-- Start of DATASET --

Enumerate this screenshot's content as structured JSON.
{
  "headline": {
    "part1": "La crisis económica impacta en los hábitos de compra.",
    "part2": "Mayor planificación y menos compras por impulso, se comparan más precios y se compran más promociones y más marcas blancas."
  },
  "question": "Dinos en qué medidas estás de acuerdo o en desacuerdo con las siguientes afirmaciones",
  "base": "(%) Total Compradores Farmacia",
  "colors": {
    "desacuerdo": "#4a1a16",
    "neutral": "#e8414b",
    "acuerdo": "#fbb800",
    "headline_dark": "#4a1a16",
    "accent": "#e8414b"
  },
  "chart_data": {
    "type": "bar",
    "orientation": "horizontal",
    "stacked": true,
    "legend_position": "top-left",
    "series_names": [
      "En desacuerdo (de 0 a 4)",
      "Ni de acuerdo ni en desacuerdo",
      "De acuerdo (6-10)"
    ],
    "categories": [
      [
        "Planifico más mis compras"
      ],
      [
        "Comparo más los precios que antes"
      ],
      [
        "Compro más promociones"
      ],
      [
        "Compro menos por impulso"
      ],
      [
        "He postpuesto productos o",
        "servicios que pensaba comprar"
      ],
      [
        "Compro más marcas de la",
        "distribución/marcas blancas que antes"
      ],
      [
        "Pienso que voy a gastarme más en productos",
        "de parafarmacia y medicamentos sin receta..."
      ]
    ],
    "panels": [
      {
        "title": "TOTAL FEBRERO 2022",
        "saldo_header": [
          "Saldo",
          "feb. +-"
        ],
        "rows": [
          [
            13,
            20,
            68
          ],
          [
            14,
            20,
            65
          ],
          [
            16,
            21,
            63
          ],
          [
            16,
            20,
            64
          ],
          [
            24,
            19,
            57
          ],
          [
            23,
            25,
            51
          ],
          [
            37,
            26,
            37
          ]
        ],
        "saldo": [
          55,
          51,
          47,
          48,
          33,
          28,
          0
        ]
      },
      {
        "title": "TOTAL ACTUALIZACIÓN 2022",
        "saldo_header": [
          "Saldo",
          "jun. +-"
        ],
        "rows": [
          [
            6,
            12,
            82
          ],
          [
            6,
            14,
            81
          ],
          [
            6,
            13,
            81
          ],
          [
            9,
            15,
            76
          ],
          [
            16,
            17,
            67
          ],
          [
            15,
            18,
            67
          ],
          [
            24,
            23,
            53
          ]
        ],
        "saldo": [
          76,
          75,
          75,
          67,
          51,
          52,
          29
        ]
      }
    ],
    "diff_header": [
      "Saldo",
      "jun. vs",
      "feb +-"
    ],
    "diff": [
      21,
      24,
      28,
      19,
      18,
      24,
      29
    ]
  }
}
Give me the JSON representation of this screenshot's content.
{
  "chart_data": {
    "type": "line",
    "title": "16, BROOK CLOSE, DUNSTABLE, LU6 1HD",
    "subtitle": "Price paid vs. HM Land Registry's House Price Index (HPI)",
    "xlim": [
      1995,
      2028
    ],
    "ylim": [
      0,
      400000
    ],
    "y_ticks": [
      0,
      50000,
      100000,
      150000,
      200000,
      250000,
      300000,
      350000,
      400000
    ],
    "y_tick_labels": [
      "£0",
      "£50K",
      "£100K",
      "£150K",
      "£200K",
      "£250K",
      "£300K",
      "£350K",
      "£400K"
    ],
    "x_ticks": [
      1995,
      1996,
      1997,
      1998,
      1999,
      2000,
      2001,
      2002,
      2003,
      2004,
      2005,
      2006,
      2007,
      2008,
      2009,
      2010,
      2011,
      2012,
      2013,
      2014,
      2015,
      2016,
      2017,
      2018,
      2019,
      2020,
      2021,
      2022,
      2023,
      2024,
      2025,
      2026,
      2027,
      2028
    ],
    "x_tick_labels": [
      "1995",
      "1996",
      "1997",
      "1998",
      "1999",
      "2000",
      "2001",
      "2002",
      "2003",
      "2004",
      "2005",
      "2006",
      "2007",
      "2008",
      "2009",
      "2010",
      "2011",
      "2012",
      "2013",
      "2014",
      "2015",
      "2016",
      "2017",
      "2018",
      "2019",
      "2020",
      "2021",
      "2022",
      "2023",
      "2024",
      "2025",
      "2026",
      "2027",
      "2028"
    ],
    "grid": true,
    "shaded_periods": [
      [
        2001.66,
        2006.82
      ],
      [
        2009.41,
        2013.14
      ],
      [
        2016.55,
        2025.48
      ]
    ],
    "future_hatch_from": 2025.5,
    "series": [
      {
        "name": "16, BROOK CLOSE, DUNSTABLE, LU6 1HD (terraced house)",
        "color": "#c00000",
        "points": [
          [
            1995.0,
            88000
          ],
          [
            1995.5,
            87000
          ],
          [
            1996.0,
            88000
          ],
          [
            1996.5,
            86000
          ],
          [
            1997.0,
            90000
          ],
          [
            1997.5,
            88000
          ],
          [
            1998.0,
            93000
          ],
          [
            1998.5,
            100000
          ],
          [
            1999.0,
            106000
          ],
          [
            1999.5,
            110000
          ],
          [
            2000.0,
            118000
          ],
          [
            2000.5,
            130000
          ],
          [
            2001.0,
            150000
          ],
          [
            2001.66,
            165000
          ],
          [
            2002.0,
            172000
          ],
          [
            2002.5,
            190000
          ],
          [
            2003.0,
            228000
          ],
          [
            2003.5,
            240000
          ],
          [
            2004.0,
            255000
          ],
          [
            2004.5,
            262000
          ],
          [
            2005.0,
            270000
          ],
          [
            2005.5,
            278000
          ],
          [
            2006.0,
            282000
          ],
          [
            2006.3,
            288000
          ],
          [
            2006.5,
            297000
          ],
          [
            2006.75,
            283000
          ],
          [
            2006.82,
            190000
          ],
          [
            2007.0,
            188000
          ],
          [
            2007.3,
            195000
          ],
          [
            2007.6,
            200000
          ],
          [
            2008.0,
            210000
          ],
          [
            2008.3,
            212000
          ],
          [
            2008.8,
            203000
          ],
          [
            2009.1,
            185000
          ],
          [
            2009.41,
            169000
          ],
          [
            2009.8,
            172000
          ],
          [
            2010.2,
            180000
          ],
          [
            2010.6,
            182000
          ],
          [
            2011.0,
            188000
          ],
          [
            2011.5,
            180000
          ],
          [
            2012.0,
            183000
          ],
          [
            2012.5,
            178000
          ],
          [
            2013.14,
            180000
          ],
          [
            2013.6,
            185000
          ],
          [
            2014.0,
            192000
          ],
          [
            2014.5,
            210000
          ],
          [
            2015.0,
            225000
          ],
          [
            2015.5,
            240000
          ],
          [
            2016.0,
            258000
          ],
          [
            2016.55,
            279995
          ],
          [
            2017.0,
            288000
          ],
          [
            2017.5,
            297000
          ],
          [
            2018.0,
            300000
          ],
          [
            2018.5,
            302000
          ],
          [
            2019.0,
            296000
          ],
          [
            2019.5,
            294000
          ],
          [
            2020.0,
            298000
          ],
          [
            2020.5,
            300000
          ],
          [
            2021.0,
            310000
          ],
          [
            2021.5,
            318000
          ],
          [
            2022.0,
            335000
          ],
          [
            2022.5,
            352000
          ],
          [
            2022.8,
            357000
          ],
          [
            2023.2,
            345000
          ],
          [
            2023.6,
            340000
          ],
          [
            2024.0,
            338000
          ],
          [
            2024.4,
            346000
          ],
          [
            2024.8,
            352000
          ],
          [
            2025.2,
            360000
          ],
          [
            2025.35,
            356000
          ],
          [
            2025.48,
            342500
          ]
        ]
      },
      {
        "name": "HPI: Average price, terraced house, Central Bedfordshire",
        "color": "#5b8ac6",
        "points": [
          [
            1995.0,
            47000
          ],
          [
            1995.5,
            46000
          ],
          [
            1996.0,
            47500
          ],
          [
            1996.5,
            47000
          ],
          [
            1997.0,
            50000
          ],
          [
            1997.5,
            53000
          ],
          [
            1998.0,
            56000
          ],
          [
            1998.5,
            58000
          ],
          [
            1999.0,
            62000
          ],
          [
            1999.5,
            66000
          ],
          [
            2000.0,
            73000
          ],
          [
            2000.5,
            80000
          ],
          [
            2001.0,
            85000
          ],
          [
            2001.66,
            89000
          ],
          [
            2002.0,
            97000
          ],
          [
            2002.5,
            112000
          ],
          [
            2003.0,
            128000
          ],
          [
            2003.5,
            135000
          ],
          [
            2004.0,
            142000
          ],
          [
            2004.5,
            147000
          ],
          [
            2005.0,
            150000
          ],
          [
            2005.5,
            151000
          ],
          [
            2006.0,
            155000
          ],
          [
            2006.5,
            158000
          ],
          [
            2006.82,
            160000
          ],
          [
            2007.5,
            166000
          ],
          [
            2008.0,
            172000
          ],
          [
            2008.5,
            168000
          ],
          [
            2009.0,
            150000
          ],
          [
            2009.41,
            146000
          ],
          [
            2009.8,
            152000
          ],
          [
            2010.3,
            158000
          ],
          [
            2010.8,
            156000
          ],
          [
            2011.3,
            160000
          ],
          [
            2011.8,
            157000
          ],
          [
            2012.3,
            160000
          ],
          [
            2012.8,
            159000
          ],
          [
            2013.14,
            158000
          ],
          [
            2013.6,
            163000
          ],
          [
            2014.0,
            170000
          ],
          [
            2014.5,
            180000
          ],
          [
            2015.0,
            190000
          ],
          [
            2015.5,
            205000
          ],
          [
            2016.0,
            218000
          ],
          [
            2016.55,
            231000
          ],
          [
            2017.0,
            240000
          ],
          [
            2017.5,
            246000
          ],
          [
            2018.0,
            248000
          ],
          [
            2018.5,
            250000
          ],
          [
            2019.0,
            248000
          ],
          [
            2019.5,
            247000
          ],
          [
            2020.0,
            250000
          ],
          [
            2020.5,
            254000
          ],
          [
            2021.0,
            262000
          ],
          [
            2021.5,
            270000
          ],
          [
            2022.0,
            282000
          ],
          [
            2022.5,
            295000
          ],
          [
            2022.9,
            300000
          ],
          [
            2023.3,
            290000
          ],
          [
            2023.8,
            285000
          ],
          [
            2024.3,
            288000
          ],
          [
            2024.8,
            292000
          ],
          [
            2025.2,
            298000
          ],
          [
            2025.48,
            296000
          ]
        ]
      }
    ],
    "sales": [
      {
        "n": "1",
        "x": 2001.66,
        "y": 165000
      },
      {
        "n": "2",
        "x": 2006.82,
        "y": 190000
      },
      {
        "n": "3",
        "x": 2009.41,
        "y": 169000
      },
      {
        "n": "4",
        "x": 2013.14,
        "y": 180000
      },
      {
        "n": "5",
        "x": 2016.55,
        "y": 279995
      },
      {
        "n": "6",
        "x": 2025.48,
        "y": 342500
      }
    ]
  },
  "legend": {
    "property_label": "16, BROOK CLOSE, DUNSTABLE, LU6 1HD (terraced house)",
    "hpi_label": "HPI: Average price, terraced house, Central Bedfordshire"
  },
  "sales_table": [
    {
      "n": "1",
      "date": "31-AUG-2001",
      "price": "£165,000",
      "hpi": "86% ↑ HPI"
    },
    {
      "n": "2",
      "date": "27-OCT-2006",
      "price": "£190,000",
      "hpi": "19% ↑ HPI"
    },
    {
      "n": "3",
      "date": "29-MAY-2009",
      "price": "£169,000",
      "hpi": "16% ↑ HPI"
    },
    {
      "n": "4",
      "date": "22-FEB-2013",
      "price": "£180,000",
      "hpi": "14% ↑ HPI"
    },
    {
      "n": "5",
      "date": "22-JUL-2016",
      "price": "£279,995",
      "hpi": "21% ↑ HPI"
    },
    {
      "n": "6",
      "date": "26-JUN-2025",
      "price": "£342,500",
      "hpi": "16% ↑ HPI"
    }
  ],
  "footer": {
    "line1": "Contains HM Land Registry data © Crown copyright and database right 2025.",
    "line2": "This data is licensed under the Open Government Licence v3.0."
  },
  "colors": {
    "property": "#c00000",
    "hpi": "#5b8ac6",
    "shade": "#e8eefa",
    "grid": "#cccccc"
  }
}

-- End of DATASET --

REQUEST: Within the material above, find the lines that contain the word "impulso"; copy them.

WRITTEN SOLUTION:
    "part2": "Mayor planificación y menos compras por impulso, se comparan más precios y se compran más promociones y más marcas blancas."
        "Compro menos por impulso"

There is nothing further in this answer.